> **Records for the exercise**
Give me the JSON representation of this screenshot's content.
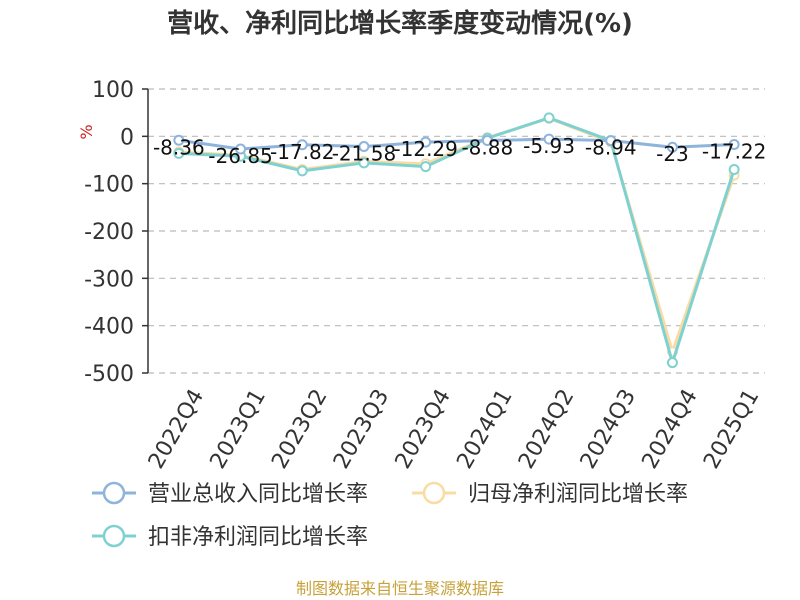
{
  "chart_data": {
    "type": "line",
    "title": "营收、净利同比增长率季度变动情况(%)",
    "ylabel": "%",
    "categories": [
      "2022Q4",
      "2023Q1",
      "2023Q2",
      "2023Q3",
      "2023Q4",
      "2024Q1",
      "2024Q2",
      "2024Q3",
      "2024Q4",
      "2025Q1"
    ],
    "ylim": [
      -500,
      100
    ],
    "yticks": [
      100,
      0,
      -100,
      -200,
      -300,
      -400,
      -500
    ],
    "grid": true,
    "legend_position": "bottom",
    "series": [
      {
        "name": "营业总收入同比增长率",
        "color": "#8eb4dc",
        "values": [
          -8.36,
          -26.85,
          -17.82,
          -21.58,
          -12.29,
          -8.88,
          -5.93,
          -8.94,
          -23,
          -17.22
        ],
        "labels": [
          "-8.36",
          "-26.85",
          "-17.82",
          "-21.58",
          "-12.29",
          "-8.88",
          "-5.93",
          "-8.94",
          "-23",
          "-17.22"
        ]
      },
      {
        "name": "归母净利润同比增长率",
        "color": "#f9dca4",
        "values": [
          -33,
          -40,
          -70,
          -53,
          -58,
          -3,
          38,
          -12,
          -455,
          -82
        ]
      },
      {
        "name": "扣非净利润同比增长率",
        "color": "#7fd1d1",
        "values": [
          -36,
          -42,
          -73,
          -56,
          -64,
          -4,
          39,
          -9,
          -478,
          -70
        ]
      }
    ]
  },
  "source": "制图数据来自恒生聚源数据库"
}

> **Task details**
Which lines contain the word "color"? Return each of them.

> **Worked solution**
        "color": "#8eb4dc",
        "color": "#f9dca4",
        "color": "#7fd1d1",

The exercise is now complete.